▶ **Aim of the task**
Duplicate the lines from the start of the items through the line containing "series-line-franska: [100, 310, 582, 323]", with both ends included.
-- Given data start --
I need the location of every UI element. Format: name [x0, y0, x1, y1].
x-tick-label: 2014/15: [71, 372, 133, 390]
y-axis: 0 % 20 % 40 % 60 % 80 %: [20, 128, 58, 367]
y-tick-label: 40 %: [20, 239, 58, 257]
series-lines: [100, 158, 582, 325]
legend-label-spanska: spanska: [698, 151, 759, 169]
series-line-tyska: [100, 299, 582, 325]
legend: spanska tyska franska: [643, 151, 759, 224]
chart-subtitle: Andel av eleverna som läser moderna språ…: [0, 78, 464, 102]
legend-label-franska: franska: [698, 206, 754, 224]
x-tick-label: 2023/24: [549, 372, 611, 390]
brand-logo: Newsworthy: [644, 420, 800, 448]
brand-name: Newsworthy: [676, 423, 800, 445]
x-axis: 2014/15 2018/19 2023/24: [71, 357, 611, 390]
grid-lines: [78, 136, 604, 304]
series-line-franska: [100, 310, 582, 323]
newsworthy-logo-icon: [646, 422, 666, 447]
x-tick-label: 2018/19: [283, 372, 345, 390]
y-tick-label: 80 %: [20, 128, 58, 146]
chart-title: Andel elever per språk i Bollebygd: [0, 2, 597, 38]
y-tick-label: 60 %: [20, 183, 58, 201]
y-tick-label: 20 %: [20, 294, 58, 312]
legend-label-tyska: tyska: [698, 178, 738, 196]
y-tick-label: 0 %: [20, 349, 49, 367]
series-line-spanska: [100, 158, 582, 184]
-- Given data end --
▶ **Task answer**
I need the location of every UI element. Format: name [x0, y0, x1, y1].
x-tick-label: 2014/15: [71, 372, 133, 390]
y-axis: 0 % 20 % 40 % 60 % 80 %: [20, 128, 58, 367]
y-tick-label: 40 %: [20, 239, 58, 257]
series-lines: [100, 158, 582, 325]
legend-label-spanska: spanska: [698, 151, 759, 169]
series-line-tyska: [100, 299, 582, 325]
legend: spanska tyska franska: [643, 151, 759, 224]
chart-subtitle: Andel av eleverna som läser moderna språ…: [0, 78, 464, 102]
legend-label-franska: franska: [698, 206, 754, 224]
x-tick-label: 2023/24: [549, 372, 611, 390]
brand-logo: Newsworthy: [644, 420, 800, 448]
brand-name: Newsworthy: [676, 423, 800, 445]
x-axis: 2014/15 2018/19 2023/24: [71, 357, 611, 390]
grid-lines: [78, 136, 604, 304]
series-line-franska: [100, 310, 582, 323]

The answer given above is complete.